START RECORDS PROVIDED
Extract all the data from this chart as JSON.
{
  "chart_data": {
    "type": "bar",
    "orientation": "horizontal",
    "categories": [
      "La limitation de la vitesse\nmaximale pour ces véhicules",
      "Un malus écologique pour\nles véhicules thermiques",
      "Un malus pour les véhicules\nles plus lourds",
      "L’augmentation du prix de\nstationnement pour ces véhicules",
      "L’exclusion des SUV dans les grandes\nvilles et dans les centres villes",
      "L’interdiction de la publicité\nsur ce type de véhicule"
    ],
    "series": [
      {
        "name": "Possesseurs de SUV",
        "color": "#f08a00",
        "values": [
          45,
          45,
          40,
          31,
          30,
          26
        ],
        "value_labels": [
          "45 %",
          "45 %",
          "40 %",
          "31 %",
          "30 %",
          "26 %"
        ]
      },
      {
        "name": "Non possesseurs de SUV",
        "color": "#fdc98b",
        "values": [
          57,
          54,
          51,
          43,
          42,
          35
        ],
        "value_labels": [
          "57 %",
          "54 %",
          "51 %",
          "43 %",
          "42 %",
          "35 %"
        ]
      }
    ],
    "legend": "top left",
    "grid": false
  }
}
END RECORDS PROVIDED
EXERCISE OBJECTIVE: Which lines hold the word "malus"? Return all of them from the records above.

SOLUTION TO THE EXERCISE:
      "Un malus écologique pour\nles véhicules thermiques",
      "Un malus pour les véhicules\nles plus lourds",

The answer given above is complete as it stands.